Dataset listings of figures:

━━━━━━━━━━━━━━━━━━━━━━━━━━━━━━

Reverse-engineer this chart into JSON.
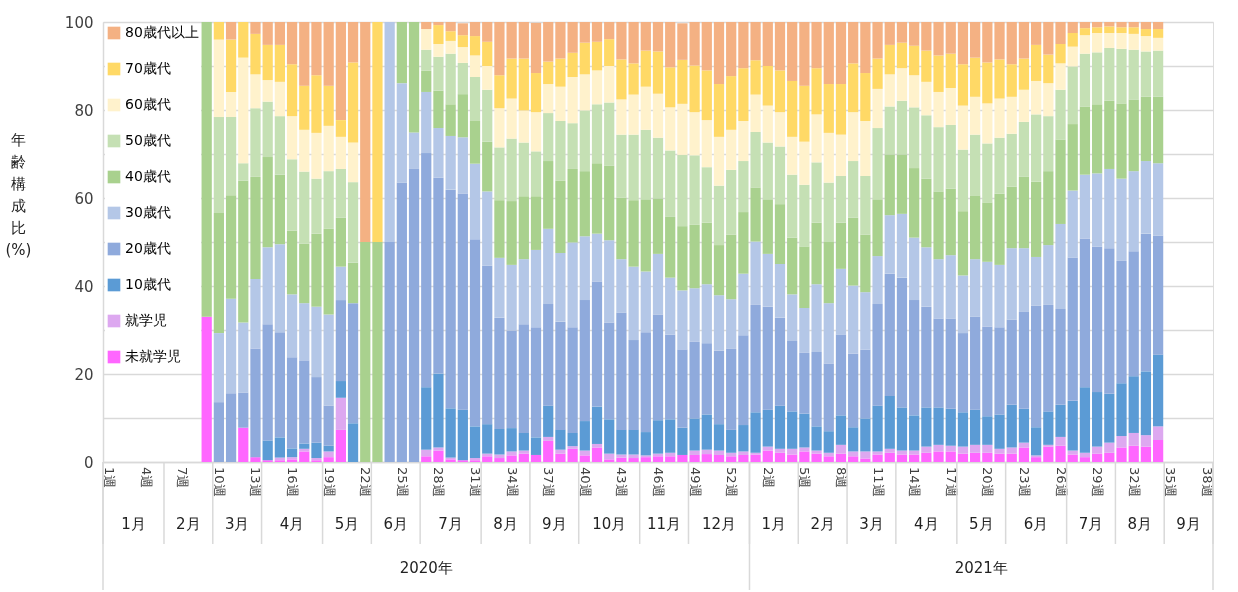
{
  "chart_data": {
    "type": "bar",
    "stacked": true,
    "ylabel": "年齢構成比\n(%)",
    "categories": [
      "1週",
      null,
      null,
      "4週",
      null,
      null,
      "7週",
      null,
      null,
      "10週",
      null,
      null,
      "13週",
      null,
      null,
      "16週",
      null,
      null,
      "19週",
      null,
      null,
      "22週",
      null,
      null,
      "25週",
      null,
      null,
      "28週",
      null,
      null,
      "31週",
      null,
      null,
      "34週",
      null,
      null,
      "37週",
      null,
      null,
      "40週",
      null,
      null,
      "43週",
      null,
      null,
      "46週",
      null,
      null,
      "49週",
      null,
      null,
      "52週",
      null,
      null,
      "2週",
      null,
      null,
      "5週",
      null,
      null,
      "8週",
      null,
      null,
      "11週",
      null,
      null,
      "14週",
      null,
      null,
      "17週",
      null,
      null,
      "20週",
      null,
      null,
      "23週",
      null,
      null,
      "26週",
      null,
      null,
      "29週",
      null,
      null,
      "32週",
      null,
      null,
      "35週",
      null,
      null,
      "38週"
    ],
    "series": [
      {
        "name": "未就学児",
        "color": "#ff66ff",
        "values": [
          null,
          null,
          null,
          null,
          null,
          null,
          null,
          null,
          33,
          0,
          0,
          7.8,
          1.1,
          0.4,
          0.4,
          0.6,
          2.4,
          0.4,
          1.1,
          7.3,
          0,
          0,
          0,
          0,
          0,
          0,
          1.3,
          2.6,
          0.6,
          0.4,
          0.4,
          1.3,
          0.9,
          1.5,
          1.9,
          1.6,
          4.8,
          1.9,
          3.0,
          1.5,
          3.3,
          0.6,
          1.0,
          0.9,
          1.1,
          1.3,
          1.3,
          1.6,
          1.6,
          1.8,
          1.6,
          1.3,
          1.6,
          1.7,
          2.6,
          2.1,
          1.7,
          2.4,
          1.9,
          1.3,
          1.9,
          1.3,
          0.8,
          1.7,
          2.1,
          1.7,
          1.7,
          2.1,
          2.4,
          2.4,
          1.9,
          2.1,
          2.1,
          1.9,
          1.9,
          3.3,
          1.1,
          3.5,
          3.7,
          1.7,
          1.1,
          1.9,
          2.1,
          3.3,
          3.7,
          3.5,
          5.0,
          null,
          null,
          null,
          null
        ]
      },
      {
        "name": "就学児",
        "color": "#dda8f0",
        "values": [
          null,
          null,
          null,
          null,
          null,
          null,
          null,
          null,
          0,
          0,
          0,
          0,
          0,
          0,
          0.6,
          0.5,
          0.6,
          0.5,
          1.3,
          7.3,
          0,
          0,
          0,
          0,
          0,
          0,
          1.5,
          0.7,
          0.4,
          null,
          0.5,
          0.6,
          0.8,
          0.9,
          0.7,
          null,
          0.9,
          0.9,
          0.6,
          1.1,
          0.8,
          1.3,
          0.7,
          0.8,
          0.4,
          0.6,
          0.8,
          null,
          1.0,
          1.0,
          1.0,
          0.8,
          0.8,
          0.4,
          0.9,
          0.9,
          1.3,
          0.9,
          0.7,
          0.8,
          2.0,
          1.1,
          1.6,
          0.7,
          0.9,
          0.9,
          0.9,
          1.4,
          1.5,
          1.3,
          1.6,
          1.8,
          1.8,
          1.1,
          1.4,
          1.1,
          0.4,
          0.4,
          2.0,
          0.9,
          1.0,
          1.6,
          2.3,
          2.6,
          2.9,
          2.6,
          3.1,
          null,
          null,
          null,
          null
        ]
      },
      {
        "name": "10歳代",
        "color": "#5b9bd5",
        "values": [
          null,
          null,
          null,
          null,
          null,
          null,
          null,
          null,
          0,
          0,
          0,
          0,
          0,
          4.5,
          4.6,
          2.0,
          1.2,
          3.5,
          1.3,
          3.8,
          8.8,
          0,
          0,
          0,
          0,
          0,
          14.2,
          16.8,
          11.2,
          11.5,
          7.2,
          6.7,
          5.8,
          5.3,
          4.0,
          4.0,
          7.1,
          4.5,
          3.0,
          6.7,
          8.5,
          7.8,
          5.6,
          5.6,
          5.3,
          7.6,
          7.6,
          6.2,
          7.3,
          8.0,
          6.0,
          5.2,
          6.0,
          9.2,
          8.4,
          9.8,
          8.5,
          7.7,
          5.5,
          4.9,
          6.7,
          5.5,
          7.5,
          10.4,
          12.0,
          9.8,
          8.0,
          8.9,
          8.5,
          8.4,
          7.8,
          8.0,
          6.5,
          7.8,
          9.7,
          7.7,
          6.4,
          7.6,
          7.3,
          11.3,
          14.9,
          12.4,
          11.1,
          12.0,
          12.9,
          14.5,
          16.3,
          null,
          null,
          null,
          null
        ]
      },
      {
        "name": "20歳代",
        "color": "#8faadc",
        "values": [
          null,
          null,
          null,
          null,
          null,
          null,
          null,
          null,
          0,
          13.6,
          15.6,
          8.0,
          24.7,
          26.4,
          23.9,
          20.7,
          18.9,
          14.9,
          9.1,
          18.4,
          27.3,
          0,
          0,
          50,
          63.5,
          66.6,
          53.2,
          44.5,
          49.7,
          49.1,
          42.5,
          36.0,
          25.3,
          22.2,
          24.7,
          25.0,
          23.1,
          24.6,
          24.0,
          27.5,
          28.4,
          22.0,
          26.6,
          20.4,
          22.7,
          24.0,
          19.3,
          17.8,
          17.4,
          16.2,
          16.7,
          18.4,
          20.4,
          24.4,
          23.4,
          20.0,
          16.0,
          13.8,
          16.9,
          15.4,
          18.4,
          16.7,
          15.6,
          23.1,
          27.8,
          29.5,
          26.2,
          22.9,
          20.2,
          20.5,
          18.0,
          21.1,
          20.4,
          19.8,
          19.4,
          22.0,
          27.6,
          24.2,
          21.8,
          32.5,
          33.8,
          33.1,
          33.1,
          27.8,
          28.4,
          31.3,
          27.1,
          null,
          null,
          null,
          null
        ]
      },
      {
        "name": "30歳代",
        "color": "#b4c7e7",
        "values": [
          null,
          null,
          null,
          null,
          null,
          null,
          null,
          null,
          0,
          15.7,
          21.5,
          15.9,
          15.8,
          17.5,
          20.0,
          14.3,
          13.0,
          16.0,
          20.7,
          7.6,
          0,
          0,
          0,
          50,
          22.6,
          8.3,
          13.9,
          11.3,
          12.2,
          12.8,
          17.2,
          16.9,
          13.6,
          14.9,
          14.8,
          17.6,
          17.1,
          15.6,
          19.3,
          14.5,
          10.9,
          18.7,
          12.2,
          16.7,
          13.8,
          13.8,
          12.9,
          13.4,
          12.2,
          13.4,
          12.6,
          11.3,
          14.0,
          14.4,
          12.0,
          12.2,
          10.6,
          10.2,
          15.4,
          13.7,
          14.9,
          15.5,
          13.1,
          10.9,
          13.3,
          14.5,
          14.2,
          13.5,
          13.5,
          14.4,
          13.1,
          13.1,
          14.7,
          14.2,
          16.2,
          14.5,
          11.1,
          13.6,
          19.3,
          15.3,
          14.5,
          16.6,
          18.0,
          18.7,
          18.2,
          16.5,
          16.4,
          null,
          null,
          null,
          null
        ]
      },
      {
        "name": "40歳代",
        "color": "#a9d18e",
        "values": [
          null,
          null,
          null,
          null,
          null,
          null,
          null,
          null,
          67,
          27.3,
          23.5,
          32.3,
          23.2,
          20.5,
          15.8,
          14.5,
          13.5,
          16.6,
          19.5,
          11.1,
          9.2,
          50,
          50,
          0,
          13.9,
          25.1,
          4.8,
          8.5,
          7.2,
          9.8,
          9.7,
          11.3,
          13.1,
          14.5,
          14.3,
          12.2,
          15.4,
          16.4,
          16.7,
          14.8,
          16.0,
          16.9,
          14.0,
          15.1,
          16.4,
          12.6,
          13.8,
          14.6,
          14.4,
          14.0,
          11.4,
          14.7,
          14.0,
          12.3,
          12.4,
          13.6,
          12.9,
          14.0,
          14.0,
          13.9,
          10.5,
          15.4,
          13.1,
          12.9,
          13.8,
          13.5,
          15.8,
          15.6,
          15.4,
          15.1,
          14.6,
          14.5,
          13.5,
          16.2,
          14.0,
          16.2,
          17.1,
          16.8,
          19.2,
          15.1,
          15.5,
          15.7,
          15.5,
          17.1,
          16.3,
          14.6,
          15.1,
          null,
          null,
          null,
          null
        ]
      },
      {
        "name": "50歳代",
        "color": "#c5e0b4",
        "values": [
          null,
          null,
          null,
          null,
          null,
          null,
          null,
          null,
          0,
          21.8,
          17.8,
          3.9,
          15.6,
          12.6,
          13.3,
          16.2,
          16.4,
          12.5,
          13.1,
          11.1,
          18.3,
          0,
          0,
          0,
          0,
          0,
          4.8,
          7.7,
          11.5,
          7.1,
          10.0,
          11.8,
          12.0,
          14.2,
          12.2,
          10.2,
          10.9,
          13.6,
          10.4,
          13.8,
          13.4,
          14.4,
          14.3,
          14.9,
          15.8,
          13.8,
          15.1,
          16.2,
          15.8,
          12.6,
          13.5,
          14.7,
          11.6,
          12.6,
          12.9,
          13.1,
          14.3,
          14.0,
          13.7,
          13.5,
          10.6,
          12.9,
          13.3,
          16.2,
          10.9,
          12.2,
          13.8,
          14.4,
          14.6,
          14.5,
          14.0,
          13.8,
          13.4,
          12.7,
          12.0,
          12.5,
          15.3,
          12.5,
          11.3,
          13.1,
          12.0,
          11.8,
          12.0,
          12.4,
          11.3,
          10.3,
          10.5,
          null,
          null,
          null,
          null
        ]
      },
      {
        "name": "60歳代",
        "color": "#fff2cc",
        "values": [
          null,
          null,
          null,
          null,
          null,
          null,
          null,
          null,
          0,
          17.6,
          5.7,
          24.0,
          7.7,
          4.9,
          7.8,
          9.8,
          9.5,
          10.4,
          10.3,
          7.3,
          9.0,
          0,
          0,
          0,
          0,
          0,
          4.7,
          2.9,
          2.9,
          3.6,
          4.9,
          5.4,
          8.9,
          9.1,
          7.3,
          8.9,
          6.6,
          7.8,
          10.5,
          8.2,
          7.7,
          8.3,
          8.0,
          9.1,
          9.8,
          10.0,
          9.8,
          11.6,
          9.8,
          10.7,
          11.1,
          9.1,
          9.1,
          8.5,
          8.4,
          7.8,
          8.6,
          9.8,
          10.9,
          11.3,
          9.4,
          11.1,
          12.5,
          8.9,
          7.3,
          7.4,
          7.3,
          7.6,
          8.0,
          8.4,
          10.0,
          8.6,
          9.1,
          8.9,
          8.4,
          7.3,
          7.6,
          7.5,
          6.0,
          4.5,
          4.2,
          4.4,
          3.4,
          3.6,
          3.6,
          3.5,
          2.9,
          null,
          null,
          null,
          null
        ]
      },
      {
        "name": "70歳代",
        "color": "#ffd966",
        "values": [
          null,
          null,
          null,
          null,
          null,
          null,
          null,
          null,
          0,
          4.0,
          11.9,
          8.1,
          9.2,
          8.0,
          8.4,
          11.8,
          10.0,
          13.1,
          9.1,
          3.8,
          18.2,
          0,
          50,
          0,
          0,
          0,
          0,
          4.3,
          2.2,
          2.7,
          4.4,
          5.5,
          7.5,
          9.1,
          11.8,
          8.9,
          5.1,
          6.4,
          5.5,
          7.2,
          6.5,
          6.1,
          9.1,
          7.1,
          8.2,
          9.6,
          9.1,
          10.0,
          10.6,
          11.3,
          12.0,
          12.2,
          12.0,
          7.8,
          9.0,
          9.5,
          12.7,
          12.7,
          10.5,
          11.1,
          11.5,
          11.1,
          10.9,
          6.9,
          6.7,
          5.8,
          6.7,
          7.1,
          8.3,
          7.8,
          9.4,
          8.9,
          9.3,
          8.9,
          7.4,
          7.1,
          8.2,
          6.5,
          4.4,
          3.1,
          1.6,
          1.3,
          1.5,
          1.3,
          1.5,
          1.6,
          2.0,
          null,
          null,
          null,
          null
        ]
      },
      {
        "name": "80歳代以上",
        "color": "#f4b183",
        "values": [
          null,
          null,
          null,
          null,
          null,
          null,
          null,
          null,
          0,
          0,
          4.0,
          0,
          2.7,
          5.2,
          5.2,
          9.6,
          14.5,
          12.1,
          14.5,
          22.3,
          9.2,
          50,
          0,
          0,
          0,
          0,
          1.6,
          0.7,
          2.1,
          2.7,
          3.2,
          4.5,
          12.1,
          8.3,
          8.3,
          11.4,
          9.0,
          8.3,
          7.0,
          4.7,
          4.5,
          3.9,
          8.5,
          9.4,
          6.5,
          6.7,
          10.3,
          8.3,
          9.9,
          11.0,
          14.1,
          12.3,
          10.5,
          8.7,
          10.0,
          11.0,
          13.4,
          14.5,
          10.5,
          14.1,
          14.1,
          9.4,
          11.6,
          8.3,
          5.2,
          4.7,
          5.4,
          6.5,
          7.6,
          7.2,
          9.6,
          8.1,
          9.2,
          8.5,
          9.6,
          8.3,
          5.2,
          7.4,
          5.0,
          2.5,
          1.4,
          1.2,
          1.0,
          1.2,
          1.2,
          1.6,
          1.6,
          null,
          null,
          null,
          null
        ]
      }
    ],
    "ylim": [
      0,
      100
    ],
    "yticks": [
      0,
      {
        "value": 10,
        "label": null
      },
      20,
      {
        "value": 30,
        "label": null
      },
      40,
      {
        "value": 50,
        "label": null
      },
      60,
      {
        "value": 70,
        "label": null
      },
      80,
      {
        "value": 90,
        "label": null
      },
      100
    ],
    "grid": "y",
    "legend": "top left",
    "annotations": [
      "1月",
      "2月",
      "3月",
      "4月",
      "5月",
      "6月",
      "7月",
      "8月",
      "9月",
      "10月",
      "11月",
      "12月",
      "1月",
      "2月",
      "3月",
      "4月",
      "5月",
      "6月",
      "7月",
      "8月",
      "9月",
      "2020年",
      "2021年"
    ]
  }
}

━━━━━━━━━━━━━━━━━━━━━━━━━━━━━━

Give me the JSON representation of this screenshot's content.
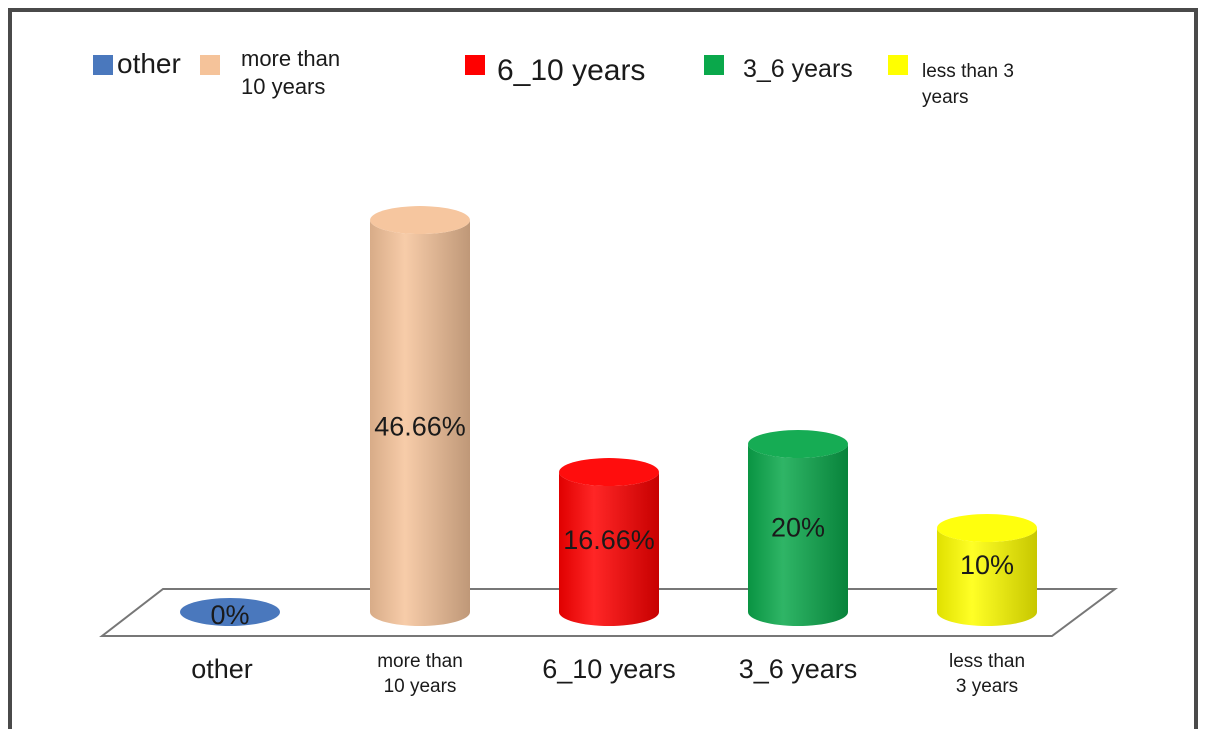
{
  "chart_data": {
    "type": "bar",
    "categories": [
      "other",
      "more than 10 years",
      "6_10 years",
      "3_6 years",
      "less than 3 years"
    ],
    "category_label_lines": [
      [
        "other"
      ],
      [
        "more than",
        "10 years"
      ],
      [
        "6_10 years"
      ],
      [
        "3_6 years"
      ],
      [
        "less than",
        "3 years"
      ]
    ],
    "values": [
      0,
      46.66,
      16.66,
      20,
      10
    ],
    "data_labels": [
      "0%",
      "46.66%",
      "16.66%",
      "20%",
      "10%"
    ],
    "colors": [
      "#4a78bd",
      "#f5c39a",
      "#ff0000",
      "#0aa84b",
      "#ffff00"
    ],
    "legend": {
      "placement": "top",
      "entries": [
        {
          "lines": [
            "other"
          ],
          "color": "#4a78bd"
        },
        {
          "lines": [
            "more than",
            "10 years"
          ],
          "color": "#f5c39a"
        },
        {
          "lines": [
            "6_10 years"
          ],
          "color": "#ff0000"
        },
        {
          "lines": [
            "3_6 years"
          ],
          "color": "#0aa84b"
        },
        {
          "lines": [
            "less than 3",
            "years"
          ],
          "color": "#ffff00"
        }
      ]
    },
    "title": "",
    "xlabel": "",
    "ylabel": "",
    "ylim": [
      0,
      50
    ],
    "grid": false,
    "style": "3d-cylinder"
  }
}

━━━━━━━━━━━━━━━━━━━━━━━━━━━━━━

*WORK TO DO*
Lines that include the word "this" are to be extracted from the data above.

*FINISHED TASK*
Reverse-engineer this chart into JSON.
Give me the JSON representation of this screenshot's content.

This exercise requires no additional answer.